:: Directions ::
Report how many lines hold the string "Diese". Give the number and nothing else.

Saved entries
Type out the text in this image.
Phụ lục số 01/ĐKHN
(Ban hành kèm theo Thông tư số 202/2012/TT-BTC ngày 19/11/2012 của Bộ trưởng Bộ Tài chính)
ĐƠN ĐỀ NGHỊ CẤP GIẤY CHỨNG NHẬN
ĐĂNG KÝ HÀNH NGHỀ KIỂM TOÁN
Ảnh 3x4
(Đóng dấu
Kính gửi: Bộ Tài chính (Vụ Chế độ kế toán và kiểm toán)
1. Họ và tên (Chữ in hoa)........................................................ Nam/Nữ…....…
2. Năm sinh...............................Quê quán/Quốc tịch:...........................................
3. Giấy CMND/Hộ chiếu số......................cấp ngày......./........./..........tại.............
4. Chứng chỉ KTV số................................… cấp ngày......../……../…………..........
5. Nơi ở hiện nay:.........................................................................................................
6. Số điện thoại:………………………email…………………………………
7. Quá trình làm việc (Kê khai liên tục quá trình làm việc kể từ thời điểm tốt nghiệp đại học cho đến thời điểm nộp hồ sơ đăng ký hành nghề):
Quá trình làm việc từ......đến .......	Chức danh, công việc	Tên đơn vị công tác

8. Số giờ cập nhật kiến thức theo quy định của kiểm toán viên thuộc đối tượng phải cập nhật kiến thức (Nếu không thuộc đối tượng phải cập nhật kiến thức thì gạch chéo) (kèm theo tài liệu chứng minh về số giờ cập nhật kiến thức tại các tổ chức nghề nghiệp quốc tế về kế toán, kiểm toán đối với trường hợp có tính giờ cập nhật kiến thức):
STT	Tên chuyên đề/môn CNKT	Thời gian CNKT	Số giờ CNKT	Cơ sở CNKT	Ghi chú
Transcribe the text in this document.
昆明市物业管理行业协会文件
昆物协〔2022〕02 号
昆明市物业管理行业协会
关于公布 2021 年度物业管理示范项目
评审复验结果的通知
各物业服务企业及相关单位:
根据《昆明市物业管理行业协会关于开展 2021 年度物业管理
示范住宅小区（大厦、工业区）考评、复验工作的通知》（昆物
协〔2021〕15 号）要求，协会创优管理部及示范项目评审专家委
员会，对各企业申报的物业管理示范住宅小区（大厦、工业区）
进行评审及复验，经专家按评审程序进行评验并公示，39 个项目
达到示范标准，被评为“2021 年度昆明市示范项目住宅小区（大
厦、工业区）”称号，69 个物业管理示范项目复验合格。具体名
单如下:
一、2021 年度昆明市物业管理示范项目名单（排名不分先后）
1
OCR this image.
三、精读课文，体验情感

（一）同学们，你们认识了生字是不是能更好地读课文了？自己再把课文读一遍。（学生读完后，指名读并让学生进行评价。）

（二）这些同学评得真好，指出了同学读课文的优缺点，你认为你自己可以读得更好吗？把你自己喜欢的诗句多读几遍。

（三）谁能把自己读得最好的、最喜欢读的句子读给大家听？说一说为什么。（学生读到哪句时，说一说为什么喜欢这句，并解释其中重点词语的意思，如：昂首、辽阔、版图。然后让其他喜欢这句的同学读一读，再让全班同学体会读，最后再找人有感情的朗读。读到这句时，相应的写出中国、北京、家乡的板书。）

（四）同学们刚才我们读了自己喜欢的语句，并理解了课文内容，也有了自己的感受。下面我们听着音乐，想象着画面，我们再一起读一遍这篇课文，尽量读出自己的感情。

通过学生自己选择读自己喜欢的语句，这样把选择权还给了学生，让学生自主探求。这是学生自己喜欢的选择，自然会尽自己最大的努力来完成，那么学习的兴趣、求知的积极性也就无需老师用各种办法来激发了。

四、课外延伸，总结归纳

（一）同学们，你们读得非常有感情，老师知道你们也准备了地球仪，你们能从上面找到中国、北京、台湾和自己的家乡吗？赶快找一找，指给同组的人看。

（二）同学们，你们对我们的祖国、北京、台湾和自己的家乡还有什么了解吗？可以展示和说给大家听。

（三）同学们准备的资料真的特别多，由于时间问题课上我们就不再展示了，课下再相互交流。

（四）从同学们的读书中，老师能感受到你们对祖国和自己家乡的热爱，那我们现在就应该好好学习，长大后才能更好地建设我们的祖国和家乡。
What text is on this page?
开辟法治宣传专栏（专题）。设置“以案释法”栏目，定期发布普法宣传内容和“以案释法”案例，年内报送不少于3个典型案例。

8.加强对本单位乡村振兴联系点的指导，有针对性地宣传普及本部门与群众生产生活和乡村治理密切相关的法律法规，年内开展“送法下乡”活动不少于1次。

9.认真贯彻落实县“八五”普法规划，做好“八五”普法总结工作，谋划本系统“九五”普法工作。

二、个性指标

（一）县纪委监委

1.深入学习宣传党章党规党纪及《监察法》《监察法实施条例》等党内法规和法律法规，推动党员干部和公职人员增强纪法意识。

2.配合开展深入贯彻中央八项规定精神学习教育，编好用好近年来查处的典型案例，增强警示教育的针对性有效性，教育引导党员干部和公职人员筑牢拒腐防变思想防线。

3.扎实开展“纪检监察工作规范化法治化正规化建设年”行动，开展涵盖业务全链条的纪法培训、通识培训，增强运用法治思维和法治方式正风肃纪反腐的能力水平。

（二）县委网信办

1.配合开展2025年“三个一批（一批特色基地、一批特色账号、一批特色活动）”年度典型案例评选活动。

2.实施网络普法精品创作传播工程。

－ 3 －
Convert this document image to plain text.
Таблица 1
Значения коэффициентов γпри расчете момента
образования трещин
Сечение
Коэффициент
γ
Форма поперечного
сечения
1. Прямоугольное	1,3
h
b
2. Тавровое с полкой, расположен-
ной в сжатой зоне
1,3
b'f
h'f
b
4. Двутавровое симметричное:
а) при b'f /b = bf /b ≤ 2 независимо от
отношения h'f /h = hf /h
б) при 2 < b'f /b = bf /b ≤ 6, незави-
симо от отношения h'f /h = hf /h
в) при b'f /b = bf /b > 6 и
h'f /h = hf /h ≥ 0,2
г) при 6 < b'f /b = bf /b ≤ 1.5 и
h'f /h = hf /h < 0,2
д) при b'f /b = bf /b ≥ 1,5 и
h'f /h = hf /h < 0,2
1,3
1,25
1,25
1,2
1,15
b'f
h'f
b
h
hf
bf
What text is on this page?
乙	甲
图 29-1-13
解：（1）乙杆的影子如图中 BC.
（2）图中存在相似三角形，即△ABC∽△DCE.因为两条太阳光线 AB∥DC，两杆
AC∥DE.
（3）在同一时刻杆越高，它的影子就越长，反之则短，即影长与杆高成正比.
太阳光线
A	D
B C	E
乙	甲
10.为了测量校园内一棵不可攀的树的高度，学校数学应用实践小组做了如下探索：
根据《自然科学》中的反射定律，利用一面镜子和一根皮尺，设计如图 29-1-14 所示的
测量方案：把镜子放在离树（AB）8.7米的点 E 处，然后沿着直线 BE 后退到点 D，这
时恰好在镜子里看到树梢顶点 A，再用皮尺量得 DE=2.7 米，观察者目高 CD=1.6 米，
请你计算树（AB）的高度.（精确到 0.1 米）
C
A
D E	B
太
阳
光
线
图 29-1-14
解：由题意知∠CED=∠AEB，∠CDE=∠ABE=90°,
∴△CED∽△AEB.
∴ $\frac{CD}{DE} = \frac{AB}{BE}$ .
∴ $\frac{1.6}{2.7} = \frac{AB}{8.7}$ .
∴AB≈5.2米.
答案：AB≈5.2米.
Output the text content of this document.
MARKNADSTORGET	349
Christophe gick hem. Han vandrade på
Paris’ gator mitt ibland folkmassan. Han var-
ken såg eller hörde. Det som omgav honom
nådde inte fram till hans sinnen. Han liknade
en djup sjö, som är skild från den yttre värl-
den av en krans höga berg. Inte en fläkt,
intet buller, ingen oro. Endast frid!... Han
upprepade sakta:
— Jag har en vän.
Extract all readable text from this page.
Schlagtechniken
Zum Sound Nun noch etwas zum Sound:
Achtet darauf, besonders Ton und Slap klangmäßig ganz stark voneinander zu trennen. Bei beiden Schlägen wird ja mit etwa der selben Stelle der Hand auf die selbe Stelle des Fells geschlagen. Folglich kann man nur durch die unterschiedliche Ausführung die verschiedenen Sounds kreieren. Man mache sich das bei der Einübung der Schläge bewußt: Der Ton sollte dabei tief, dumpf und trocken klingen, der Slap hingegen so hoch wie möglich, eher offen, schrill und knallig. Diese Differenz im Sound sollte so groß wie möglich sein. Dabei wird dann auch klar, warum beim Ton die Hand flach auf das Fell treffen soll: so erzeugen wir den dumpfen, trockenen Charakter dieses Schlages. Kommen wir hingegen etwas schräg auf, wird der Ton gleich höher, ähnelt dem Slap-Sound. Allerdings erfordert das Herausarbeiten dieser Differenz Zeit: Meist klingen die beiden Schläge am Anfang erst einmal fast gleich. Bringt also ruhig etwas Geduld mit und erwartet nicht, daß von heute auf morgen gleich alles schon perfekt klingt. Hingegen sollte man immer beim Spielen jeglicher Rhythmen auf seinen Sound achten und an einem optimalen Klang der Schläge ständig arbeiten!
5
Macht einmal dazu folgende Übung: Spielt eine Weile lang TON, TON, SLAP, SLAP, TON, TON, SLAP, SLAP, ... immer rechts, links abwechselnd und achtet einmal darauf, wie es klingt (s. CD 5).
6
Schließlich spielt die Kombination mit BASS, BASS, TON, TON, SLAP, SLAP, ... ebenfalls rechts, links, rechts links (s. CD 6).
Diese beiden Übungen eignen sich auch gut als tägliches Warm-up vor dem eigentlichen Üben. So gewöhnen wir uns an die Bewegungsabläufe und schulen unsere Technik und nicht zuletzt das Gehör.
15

:: The answer ::
2